*Task prompt:*
Filter the records below for the word "Output". Copy each line that holds it.

*Records excerpted from a collection:*
--- begin ---

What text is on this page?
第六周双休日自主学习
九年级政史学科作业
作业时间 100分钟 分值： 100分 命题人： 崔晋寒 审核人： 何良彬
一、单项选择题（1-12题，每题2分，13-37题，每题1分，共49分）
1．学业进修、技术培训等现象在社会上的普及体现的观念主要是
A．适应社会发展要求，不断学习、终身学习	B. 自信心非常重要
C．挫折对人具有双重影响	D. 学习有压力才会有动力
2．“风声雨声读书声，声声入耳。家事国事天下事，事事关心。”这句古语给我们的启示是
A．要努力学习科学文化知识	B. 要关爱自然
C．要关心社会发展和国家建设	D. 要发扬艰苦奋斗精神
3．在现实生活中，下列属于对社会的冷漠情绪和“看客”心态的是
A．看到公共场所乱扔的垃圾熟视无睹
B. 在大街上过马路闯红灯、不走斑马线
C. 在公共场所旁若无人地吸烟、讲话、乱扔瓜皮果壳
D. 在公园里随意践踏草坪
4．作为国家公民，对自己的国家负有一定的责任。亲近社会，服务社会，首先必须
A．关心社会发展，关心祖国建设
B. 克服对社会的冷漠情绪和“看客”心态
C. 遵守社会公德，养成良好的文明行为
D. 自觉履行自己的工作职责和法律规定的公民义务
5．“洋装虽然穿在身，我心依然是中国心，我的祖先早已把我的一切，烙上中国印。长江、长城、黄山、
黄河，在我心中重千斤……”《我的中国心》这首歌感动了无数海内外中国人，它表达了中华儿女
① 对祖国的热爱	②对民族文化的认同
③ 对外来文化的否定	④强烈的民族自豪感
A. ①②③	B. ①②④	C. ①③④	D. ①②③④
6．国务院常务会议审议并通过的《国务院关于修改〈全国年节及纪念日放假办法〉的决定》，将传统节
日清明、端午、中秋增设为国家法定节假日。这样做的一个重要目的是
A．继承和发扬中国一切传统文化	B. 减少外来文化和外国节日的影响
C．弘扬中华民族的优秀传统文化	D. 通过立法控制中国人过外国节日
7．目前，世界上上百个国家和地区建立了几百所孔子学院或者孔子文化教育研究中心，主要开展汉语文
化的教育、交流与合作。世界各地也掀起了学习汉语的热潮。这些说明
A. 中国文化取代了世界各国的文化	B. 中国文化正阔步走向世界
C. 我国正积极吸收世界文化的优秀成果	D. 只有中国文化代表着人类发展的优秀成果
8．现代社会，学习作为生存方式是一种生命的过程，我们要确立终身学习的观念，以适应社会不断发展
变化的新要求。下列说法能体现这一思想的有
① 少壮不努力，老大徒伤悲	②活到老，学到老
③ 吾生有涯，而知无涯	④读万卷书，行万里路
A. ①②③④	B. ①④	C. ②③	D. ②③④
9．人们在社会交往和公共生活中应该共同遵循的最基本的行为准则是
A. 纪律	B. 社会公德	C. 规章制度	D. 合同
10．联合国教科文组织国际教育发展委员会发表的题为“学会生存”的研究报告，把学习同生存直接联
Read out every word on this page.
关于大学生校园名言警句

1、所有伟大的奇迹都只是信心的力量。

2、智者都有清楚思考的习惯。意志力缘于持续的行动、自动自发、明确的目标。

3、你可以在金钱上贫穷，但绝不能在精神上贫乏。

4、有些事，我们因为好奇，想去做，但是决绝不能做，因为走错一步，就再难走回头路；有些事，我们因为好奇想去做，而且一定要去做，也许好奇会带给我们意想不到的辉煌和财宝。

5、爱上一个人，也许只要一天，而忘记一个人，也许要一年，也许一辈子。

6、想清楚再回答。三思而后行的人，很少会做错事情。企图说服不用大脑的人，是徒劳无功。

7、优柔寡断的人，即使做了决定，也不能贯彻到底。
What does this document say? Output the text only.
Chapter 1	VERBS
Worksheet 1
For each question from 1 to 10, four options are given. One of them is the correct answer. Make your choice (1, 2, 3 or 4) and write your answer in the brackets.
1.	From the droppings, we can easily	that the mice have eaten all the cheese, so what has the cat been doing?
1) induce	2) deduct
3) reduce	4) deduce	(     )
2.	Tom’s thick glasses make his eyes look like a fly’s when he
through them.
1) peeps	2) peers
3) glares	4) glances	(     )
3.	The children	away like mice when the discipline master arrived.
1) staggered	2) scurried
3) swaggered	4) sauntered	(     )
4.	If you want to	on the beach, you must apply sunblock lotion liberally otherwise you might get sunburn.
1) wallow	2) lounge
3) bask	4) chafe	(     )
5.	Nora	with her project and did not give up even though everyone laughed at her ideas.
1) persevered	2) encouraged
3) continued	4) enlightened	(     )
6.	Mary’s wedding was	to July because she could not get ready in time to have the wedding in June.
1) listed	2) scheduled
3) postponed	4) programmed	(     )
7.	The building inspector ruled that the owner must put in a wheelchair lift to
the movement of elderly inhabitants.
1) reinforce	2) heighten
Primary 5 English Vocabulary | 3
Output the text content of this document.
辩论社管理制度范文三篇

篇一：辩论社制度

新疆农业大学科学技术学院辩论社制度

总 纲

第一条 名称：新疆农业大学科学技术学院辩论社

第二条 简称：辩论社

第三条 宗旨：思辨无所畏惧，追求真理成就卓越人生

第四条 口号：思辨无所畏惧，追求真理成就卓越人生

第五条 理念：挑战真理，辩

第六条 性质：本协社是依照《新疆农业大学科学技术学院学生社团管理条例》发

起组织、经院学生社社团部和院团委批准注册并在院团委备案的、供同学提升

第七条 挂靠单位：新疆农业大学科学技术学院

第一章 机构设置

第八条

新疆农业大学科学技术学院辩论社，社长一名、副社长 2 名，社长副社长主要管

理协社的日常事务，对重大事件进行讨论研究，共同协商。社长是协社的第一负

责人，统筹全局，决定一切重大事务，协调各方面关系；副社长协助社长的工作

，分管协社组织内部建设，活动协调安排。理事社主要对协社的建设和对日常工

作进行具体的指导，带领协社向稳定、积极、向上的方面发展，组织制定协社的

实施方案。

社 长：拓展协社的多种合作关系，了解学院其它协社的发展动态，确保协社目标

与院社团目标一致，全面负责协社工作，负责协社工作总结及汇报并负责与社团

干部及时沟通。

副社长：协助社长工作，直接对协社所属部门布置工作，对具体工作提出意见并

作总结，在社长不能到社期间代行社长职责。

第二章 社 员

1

--- end ---

*Response for this exercise:*
What does this document say? Output the text only.
Output the text content of this document.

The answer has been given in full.